> REQUIREMENT 1
Translate this sentence from the acid–base physiology note into Spanish: "Bicarbonate provides about 85% of plasma buffering."
> REQUIREMENT 2
According to the acid–base physiology note, what is the dominant extracellular buffer?

> SOURCE DOCUMENT

----------------------------------------

Physiology Note - Acid Base Physiology

 
Dr Bijay KC

Associate Professor and ICU in-charge

Department of Critical Care

Kathmandu Medical College and Teaching Hospital


Life is a struggle, not against sin, not against money power... but against hydrogen ions.

H. L. Mencken

 

Acid–base balance is the human body’s finest demonstration of homeostasis—an intricate dance between lungs, kidneys, electrolytes, proteins, and cellular metabolism. Hydrogen ions (H⁺), though tiny, exert enormous biological power. Their concentration is regulated within an astonishingly narrow range because even minor shifts alter enzyme kinetics, ionic gradients, cardiac contractility, vascular tone, and cellular survival. In critical care, acid–base physiology is not abstract theory—it is a continuous, dynamic reflection of tissue perfusion, respiratory efficiency, renal integrity, metabolic status, and fluid choices.

1. The Hydrogen Ion and pH: The Foundation 


pH is the negative logarithm of hydrogen ion concentration:  ( Figure 1)

                                           pH = –log([H⁺]) 

    

                                             Figure 1: Relation of Hyrdrogen ion concentration to pH


Normal arterial pH ranges from 7.35–7.45, corresponding to a hydrogen ion concentration of roughly 36–44 nmol/L. The logarithmic scale means that a small change in pH represents a dramatic shift in H⁺. Because H⁺ interacts with nearly every

protein in the body, pH is one of the most tightly regulated physiological variables.

 

 

2. The Body’s Buffer Systems: First Line of Defense 


A buffer is like a shock absorber—something that temporarily absorbs a disturbance. When H⁺ rises or falls, buffers limit pH change, buying time for the lungs and kidneys.

2.1 The Bicarbonate Buffer System 
The dominant extracellular buffer is the bicarbonate–carbonic acid system. 
CO₂ + H₂O ↔ H₂CO₃ ↔ H⁺ + HCO₃⁻ 
The Henderson–Hasselbalch equation describes this relationship: 
pH = 6.1 + log(HCO₃⁻ / (0.03 × PaCO₂)) 
This shows that pH depends on the ratio—not the absolute value—of bicarbonate and CO₂. The lungs regulate CO₂, while the kidneys regulate bicarbonate.

Bicarbonate provides about 85% of plasma buffering.

2.2 Hemoglobin Buffering 
Hemoglobin, rich in histidine, is an excellent H⁺ buffer—especially in venous blood, where deoxygenated Hb’s buffering capacity is highest ( Figure 2). This is one reason venous pH is slightly lower than arterial pH.

----------------------------------------

> INFORMATION GIVEN
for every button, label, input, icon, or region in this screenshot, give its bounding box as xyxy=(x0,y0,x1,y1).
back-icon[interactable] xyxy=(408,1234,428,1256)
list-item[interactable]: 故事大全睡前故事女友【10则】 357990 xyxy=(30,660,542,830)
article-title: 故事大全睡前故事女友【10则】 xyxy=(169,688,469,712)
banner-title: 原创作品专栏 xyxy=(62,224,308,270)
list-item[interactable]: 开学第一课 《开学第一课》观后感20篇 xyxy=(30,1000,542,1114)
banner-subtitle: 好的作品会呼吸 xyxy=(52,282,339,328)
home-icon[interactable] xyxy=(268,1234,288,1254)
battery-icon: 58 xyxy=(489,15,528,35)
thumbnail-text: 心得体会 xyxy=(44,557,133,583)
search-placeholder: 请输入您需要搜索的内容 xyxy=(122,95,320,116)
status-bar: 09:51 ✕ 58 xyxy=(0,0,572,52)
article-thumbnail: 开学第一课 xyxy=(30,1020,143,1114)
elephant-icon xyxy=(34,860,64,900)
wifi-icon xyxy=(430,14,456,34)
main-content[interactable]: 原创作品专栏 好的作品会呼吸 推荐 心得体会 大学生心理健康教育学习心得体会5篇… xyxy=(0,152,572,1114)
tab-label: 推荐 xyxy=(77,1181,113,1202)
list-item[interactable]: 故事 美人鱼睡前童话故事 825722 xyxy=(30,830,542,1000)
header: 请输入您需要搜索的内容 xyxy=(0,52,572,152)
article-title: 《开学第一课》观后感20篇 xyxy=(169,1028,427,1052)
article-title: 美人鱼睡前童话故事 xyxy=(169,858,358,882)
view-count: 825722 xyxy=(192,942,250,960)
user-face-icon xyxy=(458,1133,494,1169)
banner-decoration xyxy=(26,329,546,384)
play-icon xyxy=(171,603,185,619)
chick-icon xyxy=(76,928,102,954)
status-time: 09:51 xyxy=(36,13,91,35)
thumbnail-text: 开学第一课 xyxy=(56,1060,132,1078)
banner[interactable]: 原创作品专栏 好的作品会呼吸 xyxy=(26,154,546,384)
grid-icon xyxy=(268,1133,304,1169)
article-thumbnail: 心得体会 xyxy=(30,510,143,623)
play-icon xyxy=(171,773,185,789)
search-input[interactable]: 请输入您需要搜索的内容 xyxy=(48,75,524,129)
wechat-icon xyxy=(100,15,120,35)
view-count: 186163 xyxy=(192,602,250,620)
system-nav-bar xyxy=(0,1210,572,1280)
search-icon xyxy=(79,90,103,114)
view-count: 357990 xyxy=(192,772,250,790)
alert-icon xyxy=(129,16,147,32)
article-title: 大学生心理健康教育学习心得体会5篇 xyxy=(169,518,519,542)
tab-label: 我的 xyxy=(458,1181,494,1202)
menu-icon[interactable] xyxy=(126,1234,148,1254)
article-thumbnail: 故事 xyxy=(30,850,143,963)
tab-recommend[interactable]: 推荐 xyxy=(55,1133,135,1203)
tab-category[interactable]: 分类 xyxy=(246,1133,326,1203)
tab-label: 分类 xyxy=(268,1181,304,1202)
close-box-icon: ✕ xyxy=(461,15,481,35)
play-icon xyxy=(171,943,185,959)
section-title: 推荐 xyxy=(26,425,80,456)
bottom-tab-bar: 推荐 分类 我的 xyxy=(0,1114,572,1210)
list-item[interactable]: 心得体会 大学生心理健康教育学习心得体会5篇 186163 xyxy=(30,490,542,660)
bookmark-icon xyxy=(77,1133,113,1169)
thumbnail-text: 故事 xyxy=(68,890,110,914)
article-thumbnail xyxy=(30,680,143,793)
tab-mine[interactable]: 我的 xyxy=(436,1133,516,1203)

----------------------------------------

> TASK OUTPUT 1
El bicarbonato proporciona alrededor del 85 % de la amortiguación del plasma.

> TASK OUTPUT 2
The bicarbonate–carbonic acid system.